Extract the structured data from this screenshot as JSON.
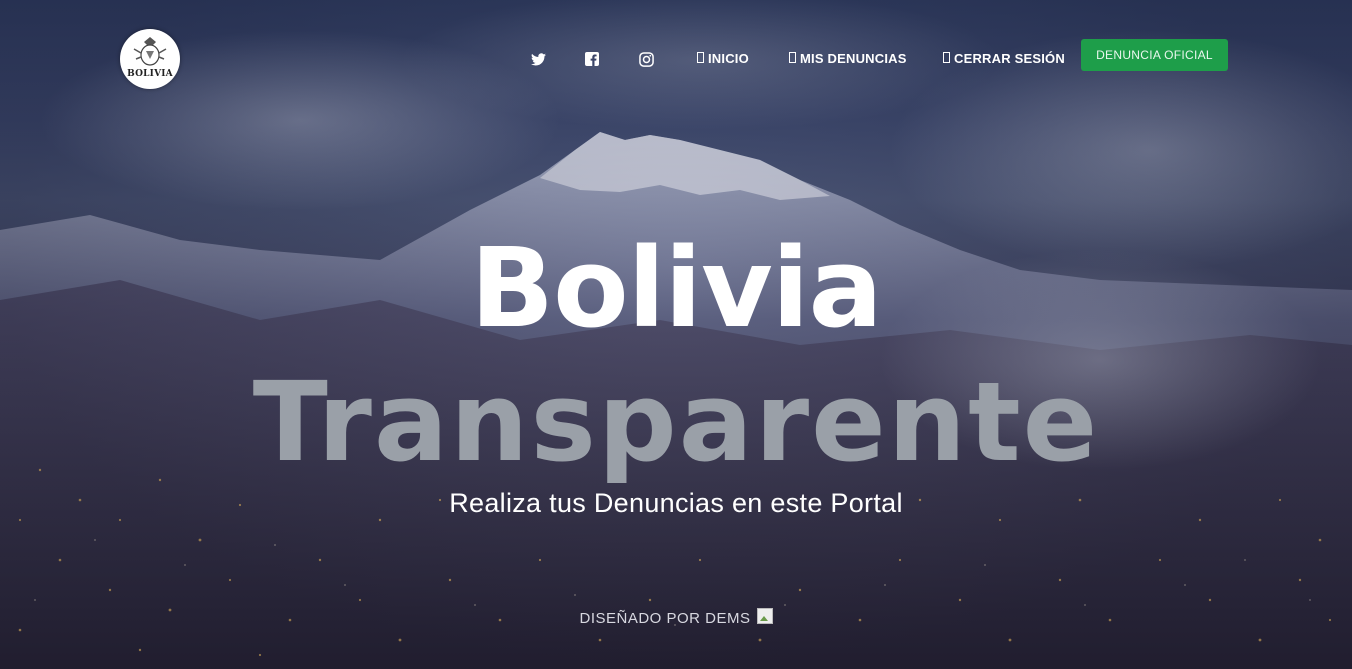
{
  "brand": {
    "logo_text": "BOLIVIA"
  },
  "nav": {
    "social_icons": [
      "twitter-icon",
      "facebook-icon",
      "instagram-icon"
    ],
    "links": [
      {
        "label": "INICIO",
        "icon": "home-icon"
      },
      {
        "label": "MIS DENUNCIAS",
        "icon": "document-icon"
      },
      {
        "label": "CERRAR SESIÓN",
        "icon": "logout-icon"
      }
    ],
    "cta_label": "DENUNCIA OFICIAL"
  },
  "hero": {
    "title_line1": "Bolivia",
    "title_line2": "Transparente",
    "subtitle": "Realiza tus Denuncias en este Portal"
  },
  "footer": {
    "credit": "DISEÑADO POR DEMS"
  },
  "colors": {
    "cta_background": "#1e9e4a",
    "title_primary": "#ffffff",
    "title_secondary": "#9aa0a8"
  }
}
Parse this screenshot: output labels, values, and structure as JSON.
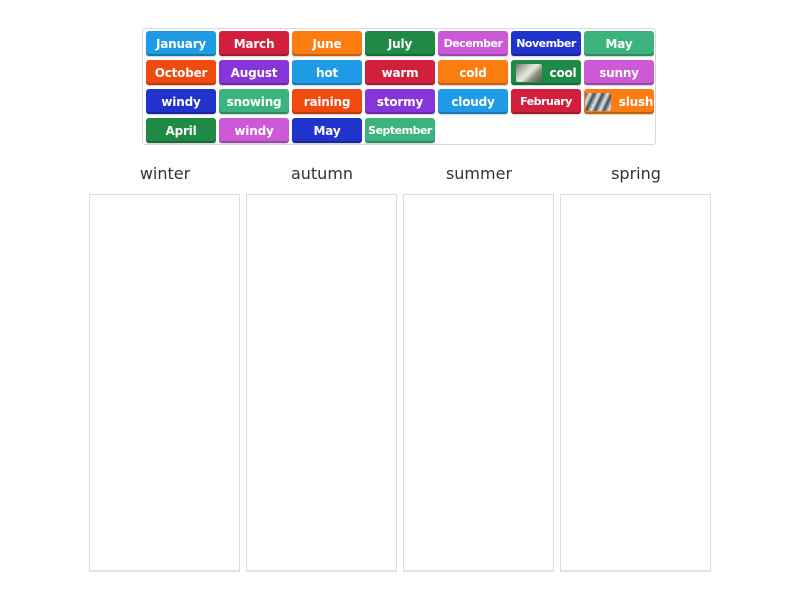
{
  "tray": {
    "tiles": [
      {
        "label": "January",
        "color": "#1e9be4",
        "row": 0,
        "col": 0
      },
      {
        "label": "March",
        "color": "#d21f3c",
        "row": 0,
        "col": 1
      },
      {
        "label": "June",
        "color": "#fb7d11",
        "row": 0,
        "col": 2
      },
      {
        "label": "July",
        "color": "#1f8a46",
        "row": 0,
        "col": 3
      },
      {
        "label": "December",
        "color": "#cc5ad7",
        "row": 0,
        "col": 4
      },
      {
        "label": "November",
        "color": "#2033cc",
        "row": 0,
        "col": 5
      },
      {
        "label": "May",
        "color": "#3cb27d",
        "row": 0,
        "col": 6
      },
      {
        "label": "October",
        "color": "#f04a0f",
        "row": 1,
        "col": 0
      },
      {
        "label": "August",
        "color": "#8635d9",
        "row": 1,
        "col": 1
      },
      {
        "label": "hot",
        "color": "#1e9be4",
        "row": 1,
        "col": 2
      },
      {
        "label": "warm",
        "color": "#d21f3c",
        "row": 1,
        "col": 3
      },
      {
        "label": "cold",
        "color": "#fb7d11",
        "row": 1,
        "col": 4
      },
      {
        "label": "cool",
        "color": "#1f8a46",
        "row": 1,
        "col": 5,
        "image": "cool"
      },
      {
        "label": "sunny",
        "color": "#cc5ad7",
        "row": 1,
        "col": 6
      },
      {
        "label": "windy",
        "color": "#2033cc",
        "row": 2,
        "col": 0
      },
      {
        "label": "snowing",
        "color": "#3cb27d",
        "row": 2,
        "col": 1
      },
      {
        "label": "raining",
        "color": "#f04a0f",
        "row": 2,
        "col": 2
      },
      {
        "label": "stormy",
        "color": "#8635d9",
        "row": 2,
        "col": 3
      },
      {
        "label": "cloudy",
        "color": "#1e9be4",
        "row": 2,
        "col": 4
      },
      {
        "label": "February",
        "color": "#d21f3c",
        "row": 2,
        "col": 5
      },
      {
        "label": "slush",
        "color": "#fb7d11",
        "row": 2,
        "col": 6,
        "image": "slush"
      },
      {
        "label": "April",
        "color": "#1f8a46",
        "row": 3,
        "col": 0
      },
      {
        "label": "windy",
        "color": "#cc5ad7",
        "row": 3,
        "col": 1
      },
      {
        "label": "May",
        "color": "#2033cc",
        "row": 3,
        "col": 2
      },
      {
        "label": "September",
        "color": "#3cb27d",
        "row": 3,
        "col": 3
      }
    ]
  },
  "groups": [
    {
      "title": "winter"
    },
    {
      "title": "autumn"
    },
    {
      "title": "summer"
    },
    {
      "title": "spring"
    }
  ]
}
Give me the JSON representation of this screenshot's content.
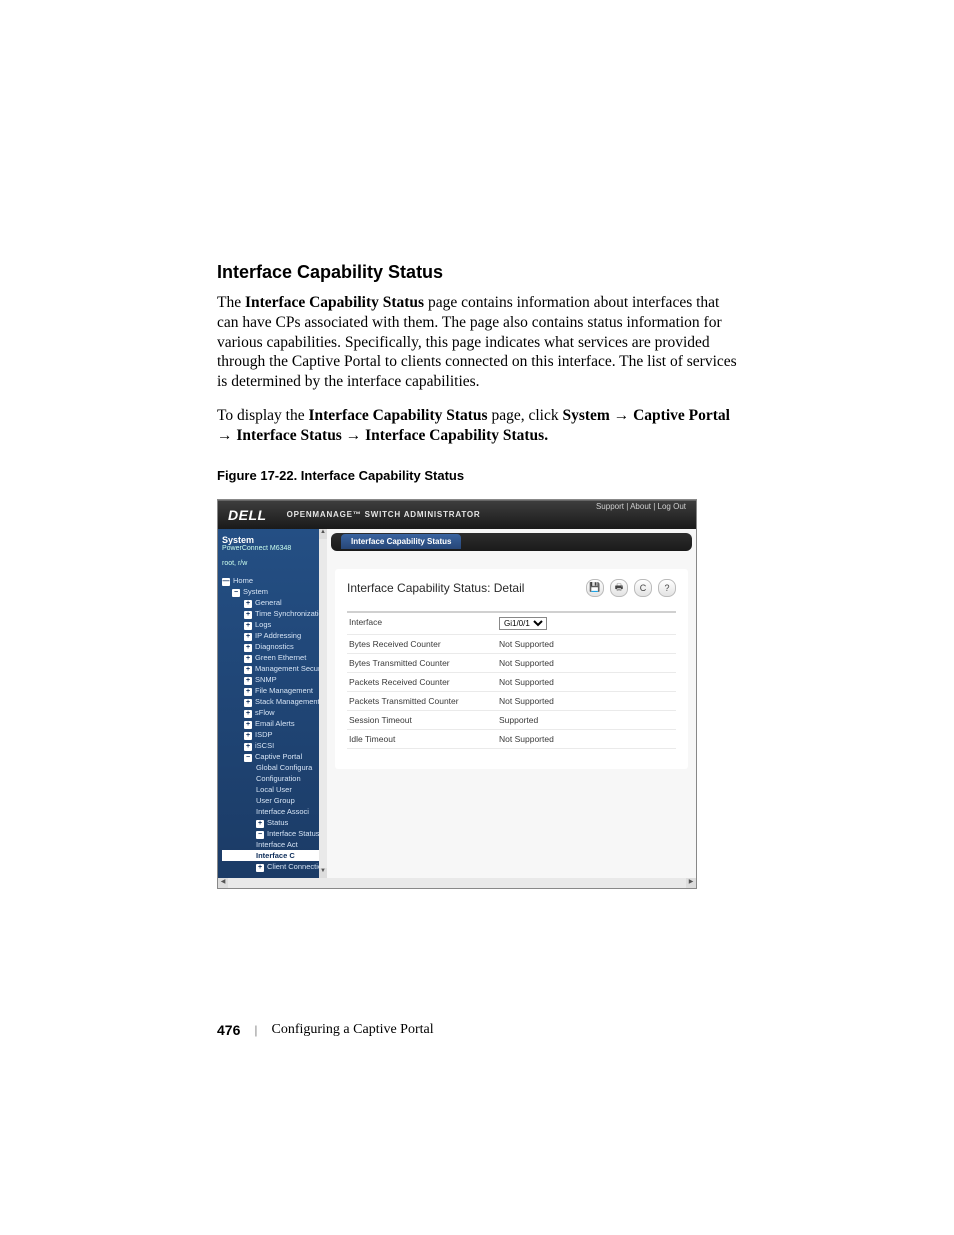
{
  "section": {
    "title": "Interface Capability Status",
    "para1_a": "The ",
    "para1_b": "Interface Capability Status",
    "para1_c": " page contains information about interfaces that can have CPs associated with them. The page also contains status information for various capabilities. Specifically, this page indicates what services are provided through the Captive Portal to clients connected on this interface. The list of services is determined by the interface capabilities.",
    "para2_a": "To display the ",
    "para2_b": "Interface Capability Status",
    "para2_c": " page, click ",
    "para2_d": "System",
    "arrow": " → ",
    "para2_e": "Captive Portal",
    "para2_f": "Interface Status",
    "para2_g": "Interface Capability Status."
  },
  "figure_caption": "Figure 17-22.    Interface Capability Status",
  "app": {
    "logo": "DELL",
    "product": "OPENMANAGE™ SWITCH ADMINISTRATOR",
    "toplinks": {
      "support": "Support",
      "about": "About",
      "logout": "Log Out",
      "sep": " | "
    },
    "nav": {
      "title": "System",
      "subtitle1": "PowerConnect M6348",
      "subtitle2": "root, r/w",
      "items": [
        {
          "label": "Home",
          "cls": "",
          "exp": "—"
        },
        {
          "label": "System",
          "cls": "ind1",
          "exp": "−"
        },
        {
          "label": "General",
          "cls": "ind2",
          "exp": "+"
        },
        {
          "label": "Time Synchronization",
          "cls": "ind2",
          "exp": "+"
        },
        {
          "label": "Logs",
          "cls": "ind2",
          "exp": "+"
        },
        {
          "label": "IP Addressing",
          "cls": "ind2",
          "exp": "+"
        },
        {
          "label": "Diagnostics",
          "cls": "ind2",
          "exp": "+"
        },
        {
          "label": "Green Ethernet",
          "cls": "ind2",
          "exp": "+"
        },
        {
          "label": "Management Security",
          "cls": "ind2",
          "exp": "+"
        },
        {
          "label": "SNMP",
          "cls": "ind2",
          "exp": "+"
        },
        {
          "label": "File Management",
          "cls": "ind2",
          "exp": "+"
        },
        {
          "label": "Stack Management",
          "cls": "ind2",
          "exp": "+"
        },
        {
          "label": "sFlow",
          "cls": "ind2",
          "exp": "+"
        },
        {
          "label": "Email Alerts",
          "cls": "ind2",
          "exp": "+"
        },
        {
          "label": "ISDP",
          "cls": "ind2",
          "exp": "+"
        },
        {
          "label": "iSCSI",
          "cls": "ind2",
          "exp": "+"
        },
        {
          "label": "Captive Portal",
          "cls": "ind2",
          "exp": "−"
        },
        {
          "label": "Global Configura",
          "cls": "ind3",
          "exp": ""
        },
        {
          "label": "Configuration",
          "cls": "ind3",
          "exp": ""
        },
        {
          "label": "Local User",
          "cls": "ind3",
          "exp": ""
        },
        {
          "label": "User Group",
          "cls": "ind3",
          "exp": ""
        },
        {
          "label": "Interface Associ",
          "cls": "ind3",
          "exp": ""
        },
        {
          "label": "Status",
          "cls": "ind3",
          "exp": "+"
        },
        {
          "label": "Interface Status",
          "cls": "ind3",
          "exp": "−"
        },
        {
          "label": "Interface Act",
          "cls": "ind3 plain",
          "exp": ""
        },
        {
          "label": "Interface C",
          "cls": "ind3 sel",
          "exp": ""
        },
        {
          "label": "Client Connectio",
          "cls": "ind3",
          "exp": "+"
        }
      ]
    },
    "tab": "Interface Capability Status",
    "panel_title": "Interface Capability Status: Detail",
    "interface_value": "Gi1/0/1",
    "rows": [
      {
        "label": "Interface",
        "value": ""
      },
      {
        "label": "Bytes Received Counter",
        "value": "Not Supported"
      },
      {
        "label": "Bytes Transmitted Counter",
        "value": "Not Supported"
      },
      {
        "label": "Packets Received Counter",
        "value": "Not Supported"
      },
      {
        "label": "Packets Transmitted Counter",
        "value": "Not Supported"
      },
      {
        "label": "Session Timeout",
        "value": "Supported"
      },
      {
        "label": "Idle Timeout",
        "value": "Not Supported"
      }
    ]
  },
  "footer": {
    "page": "476",
    "doc": "Configuring a Captive Portal"
  }
}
+ + + + + + +
Whichever lines contain the string "Timeout", select and copy them.

COMPLETED EXERCISE:
        "label": "Session Timeout",
        "label": "Idle Timeout",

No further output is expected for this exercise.